What is asked: Pull out every line below that contains the word "rendements".

Records provided:

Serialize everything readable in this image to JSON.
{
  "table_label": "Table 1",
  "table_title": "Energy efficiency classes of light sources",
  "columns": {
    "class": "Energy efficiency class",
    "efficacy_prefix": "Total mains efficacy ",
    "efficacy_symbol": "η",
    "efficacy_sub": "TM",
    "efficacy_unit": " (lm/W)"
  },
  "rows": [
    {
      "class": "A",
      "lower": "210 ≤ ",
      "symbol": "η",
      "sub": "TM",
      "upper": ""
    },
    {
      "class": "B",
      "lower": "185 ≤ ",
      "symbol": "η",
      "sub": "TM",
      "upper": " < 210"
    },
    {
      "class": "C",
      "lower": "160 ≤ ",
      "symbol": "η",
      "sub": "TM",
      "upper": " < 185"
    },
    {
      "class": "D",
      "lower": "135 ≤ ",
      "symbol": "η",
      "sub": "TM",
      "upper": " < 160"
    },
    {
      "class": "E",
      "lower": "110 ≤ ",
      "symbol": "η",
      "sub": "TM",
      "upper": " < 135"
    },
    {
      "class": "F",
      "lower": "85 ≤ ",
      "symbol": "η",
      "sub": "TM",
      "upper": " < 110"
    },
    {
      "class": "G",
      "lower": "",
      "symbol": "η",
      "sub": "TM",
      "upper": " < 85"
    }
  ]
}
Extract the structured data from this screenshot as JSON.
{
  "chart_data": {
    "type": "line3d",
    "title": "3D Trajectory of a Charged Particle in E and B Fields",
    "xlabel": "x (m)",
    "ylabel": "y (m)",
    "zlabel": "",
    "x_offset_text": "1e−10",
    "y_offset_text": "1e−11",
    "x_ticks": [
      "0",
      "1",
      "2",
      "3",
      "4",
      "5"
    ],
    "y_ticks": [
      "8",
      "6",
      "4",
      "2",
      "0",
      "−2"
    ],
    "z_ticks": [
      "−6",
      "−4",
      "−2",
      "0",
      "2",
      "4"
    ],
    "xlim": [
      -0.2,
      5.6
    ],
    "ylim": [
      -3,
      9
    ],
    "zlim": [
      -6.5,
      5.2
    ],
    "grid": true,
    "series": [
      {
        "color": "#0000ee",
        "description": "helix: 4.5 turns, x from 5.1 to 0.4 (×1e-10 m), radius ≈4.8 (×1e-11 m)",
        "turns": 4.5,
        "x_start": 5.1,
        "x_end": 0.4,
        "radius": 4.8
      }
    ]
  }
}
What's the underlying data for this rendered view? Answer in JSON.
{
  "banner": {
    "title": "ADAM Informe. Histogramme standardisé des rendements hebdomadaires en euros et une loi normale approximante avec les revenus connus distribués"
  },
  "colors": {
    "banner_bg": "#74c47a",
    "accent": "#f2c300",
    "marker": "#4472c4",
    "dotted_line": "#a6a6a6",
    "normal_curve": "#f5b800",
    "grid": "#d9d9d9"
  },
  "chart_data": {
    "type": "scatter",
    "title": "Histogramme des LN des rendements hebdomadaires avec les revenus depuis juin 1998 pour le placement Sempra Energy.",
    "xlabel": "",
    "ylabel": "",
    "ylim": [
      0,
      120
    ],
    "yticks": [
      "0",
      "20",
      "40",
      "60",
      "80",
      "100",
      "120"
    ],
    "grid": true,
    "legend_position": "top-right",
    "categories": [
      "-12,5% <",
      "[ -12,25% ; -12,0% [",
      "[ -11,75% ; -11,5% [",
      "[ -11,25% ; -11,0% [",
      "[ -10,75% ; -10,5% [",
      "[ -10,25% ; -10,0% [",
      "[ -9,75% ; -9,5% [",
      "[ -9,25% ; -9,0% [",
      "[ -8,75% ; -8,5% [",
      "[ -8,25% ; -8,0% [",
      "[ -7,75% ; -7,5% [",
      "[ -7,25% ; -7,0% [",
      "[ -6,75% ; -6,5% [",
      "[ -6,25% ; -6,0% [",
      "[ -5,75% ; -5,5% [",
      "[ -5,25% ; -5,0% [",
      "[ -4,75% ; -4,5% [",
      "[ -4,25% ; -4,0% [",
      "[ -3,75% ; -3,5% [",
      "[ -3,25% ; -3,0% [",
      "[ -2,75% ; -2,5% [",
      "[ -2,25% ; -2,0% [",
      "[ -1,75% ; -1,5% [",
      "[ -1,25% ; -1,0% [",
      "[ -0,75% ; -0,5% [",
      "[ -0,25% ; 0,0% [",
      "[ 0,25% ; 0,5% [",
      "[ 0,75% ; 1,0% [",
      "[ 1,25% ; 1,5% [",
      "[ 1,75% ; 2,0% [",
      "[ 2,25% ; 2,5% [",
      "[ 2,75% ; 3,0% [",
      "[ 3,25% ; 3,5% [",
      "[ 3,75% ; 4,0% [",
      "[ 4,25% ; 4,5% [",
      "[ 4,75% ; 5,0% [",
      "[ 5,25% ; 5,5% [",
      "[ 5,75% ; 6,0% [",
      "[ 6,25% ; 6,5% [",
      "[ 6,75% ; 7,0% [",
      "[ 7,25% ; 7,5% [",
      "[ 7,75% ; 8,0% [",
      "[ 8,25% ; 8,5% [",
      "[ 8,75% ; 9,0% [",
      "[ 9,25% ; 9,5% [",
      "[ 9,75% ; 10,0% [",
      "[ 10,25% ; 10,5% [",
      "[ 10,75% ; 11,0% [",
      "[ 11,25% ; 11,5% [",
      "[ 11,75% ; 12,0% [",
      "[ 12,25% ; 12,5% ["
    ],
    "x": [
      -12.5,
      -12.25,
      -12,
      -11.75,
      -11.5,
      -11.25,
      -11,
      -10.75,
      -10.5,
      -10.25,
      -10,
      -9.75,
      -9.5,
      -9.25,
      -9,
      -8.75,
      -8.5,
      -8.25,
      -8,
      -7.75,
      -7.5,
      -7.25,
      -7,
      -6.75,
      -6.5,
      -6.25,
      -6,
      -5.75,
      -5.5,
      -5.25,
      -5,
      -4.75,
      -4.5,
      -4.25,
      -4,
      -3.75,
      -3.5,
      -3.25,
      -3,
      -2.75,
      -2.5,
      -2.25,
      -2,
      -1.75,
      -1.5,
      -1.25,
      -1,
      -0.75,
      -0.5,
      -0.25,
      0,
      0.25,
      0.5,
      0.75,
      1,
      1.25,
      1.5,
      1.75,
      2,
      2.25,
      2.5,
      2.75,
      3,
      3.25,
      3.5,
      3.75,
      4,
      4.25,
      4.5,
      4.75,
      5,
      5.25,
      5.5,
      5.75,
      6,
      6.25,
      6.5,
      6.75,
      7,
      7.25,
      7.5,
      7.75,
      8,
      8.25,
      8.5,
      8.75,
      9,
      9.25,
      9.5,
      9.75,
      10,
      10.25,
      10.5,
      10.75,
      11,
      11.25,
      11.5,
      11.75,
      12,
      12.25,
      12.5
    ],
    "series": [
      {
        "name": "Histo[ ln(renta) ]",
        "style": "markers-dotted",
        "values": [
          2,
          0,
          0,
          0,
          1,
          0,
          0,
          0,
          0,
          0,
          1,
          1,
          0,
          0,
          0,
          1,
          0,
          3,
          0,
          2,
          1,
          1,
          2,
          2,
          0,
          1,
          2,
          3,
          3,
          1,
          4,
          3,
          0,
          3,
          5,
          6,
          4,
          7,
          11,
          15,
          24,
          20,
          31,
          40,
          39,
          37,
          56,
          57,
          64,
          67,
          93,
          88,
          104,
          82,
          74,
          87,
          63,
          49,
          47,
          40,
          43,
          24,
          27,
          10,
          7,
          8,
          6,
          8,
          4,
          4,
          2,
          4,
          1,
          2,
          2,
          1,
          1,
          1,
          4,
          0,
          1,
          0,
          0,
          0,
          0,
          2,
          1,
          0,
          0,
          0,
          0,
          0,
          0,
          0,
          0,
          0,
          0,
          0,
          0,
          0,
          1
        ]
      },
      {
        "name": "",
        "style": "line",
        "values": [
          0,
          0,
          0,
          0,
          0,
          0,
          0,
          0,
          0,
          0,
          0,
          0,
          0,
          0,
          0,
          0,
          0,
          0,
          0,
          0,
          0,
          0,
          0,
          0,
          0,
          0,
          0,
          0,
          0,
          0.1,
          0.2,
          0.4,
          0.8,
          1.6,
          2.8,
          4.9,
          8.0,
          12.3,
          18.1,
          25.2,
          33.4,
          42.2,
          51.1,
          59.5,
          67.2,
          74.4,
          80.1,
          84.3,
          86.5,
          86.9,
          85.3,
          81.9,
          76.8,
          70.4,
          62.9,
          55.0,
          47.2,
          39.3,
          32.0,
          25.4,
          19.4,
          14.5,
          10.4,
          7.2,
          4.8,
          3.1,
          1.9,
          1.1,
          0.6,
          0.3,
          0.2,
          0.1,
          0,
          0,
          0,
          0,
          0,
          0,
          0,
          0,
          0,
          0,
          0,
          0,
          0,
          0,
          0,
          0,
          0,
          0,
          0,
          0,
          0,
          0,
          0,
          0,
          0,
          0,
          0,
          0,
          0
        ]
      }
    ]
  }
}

Task answer:
    "title": "ADAM Informe. Histogramme standardisé des rendements hebdomadaires en euros et une loi normale approximante avec les revenus connus distribués"
    "title": "Histogramme des LN des rendements hebdomadaires avec les revenus depuis juin 1998 pour le placement Sempra Energy.",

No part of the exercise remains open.